# Start of Materials provided
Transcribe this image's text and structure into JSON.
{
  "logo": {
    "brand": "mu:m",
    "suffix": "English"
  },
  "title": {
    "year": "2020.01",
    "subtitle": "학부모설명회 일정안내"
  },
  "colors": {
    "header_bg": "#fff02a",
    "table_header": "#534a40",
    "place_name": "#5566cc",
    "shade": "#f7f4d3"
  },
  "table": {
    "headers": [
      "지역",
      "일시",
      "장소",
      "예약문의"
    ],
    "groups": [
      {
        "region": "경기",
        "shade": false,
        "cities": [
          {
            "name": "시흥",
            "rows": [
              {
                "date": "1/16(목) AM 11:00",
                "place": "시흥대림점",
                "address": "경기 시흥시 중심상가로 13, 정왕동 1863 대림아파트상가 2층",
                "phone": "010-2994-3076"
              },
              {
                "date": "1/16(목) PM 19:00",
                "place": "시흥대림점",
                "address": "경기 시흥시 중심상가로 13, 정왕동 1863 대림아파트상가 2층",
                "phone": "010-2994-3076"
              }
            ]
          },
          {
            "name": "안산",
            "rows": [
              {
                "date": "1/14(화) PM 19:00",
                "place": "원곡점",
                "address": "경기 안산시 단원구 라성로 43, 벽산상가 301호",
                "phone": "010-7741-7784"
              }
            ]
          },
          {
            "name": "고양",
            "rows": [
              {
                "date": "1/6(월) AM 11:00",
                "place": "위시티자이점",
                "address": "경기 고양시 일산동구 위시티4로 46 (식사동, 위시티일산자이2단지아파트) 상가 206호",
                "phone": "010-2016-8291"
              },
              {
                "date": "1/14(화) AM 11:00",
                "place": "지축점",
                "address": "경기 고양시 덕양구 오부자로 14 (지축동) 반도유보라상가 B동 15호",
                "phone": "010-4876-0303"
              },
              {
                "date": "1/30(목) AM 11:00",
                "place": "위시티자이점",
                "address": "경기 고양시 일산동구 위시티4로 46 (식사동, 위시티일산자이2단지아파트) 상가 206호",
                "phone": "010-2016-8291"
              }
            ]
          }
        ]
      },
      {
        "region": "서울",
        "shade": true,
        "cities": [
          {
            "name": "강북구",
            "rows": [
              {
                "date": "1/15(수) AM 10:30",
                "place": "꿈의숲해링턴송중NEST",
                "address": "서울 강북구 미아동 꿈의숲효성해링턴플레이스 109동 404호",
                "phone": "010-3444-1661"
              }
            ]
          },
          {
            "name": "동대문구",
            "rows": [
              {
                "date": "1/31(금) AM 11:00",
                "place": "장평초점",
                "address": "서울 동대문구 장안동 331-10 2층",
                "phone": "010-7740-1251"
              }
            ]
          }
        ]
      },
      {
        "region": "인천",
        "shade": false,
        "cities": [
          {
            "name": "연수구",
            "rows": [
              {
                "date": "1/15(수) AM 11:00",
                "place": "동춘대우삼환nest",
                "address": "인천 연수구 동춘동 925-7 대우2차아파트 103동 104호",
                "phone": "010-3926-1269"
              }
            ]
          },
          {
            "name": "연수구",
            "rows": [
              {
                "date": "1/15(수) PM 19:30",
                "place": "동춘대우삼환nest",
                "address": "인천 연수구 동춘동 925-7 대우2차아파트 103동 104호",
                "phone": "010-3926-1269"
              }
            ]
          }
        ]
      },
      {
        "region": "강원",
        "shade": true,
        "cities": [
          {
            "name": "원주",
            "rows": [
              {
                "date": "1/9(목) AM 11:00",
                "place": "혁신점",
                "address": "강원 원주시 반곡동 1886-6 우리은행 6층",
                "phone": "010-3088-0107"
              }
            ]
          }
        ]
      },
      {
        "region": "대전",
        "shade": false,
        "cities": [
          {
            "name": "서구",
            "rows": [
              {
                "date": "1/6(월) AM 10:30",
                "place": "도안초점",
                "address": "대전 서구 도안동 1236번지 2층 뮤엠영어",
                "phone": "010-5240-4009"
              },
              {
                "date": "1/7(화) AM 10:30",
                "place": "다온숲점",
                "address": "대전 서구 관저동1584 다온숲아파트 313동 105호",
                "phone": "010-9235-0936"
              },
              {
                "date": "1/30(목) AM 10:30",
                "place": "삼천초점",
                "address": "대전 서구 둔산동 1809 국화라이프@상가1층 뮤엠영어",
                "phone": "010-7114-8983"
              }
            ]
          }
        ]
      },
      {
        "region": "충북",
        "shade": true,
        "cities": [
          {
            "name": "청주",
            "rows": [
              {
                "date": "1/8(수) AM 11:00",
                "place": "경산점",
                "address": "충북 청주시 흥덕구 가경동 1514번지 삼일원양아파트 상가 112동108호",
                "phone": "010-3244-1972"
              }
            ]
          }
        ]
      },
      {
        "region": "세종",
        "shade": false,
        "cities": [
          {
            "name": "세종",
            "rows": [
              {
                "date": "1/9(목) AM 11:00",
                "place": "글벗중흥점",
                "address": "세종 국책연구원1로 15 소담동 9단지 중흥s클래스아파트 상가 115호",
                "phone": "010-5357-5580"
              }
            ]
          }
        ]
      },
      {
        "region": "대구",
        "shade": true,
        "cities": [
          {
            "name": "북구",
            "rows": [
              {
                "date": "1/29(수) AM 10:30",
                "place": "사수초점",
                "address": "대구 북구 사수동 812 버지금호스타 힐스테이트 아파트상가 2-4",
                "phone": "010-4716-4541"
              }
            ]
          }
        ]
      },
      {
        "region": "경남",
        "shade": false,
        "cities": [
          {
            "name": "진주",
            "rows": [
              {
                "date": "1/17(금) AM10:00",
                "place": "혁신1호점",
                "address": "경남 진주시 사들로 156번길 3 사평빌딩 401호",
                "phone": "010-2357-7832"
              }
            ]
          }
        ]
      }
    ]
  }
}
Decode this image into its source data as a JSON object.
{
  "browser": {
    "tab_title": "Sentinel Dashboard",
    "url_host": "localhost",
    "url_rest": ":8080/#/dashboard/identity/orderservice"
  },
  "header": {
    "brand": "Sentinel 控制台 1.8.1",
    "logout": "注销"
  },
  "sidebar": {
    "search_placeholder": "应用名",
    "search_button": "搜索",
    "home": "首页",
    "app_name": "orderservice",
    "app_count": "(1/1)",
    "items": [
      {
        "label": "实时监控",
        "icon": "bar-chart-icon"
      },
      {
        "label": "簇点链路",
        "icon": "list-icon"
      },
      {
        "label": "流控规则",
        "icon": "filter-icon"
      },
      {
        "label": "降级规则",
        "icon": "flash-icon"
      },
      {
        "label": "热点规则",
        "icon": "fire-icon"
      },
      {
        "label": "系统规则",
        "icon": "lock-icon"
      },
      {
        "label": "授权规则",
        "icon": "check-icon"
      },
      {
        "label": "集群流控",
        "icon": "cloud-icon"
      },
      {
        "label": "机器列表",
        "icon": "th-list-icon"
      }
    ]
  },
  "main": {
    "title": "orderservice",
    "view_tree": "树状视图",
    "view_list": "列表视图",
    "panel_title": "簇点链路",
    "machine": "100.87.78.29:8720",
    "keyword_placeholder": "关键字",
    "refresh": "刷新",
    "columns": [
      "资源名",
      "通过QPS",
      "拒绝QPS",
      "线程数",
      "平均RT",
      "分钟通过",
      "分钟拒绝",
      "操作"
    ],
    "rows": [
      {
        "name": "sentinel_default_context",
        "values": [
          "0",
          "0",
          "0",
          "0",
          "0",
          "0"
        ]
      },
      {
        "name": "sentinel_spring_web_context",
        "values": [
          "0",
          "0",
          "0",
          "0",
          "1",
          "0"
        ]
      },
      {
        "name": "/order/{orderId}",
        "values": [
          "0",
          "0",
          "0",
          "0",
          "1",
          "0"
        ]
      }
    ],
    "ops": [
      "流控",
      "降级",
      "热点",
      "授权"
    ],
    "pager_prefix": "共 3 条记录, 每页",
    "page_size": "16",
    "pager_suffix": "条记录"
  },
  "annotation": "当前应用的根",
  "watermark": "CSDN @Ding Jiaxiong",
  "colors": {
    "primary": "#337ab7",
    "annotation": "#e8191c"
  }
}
# End of Materials provided
- Set problem -
Return only those lines of the records that contain the string "JSON".

- Output -
Transcribe this image's text and structure into JSON.
Decode this image into its source data as a JSON object.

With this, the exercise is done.